> TO BE DONE
Copy out every line in the entries below that includes "title".

> DATASET

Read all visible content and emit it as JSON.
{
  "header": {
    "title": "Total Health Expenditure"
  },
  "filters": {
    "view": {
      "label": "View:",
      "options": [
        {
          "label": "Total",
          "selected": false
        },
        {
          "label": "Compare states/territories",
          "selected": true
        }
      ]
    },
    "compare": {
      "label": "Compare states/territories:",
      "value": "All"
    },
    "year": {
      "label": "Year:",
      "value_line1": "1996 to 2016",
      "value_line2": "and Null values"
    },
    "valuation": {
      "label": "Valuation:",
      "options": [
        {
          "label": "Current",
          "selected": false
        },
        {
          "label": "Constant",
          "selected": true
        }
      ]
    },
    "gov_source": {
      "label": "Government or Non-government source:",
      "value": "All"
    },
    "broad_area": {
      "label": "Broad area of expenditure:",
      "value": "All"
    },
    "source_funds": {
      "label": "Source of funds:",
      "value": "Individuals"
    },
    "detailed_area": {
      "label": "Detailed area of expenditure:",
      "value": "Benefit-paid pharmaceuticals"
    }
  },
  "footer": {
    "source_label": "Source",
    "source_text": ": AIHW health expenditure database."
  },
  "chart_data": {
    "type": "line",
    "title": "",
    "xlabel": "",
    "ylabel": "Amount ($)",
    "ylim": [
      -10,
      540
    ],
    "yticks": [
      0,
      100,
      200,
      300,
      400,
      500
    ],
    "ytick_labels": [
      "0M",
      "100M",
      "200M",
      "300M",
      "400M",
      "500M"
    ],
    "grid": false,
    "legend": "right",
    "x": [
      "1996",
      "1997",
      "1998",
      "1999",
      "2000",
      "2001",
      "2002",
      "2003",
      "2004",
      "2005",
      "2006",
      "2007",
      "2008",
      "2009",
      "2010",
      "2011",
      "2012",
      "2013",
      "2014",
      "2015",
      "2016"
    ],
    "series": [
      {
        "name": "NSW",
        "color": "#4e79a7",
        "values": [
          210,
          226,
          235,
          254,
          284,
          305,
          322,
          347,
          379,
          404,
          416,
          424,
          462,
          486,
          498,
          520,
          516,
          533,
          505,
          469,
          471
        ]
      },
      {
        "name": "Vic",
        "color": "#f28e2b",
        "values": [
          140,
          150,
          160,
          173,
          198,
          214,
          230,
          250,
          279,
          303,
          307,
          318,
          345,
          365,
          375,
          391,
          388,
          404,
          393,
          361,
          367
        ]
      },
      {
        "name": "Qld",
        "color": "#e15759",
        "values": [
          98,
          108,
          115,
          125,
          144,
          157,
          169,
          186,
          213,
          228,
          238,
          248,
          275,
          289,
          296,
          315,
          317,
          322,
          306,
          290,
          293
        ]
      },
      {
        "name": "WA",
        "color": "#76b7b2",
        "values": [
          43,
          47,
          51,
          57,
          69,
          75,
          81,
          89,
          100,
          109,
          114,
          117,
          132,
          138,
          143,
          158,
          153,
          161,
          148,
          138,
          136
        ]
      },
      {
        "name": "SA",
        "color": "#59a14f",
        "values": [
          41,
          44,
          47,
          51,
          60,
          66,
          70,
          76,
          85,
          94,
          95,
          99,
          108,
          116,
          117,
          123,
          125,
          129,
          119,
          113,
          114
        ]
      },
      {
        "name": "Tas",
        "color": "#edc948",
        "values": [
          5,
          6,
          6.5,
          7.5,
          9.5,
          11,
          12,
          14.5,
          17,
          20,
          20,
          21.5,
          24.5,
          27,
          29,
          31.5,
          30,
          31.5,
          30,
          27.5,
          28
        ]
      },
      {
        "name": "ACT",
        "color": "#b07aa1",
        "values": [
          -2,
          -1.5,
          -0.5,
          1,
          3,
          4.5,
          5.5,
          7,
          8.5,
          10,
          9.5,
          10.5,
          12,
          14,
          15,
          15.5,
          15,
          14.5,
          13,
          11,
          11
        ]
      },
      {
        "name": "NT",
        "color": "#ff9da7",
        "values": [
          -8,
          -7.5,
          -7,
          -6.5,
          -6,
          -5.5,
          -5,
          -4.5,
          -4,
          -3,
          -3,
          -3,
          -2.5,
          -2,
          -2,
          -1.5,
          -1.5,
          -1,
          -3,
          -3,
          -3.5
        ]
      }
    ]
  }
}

> SOLUTION TO THIS EXERCISE
    "title": "Total Health Expenditure"
    "title": "",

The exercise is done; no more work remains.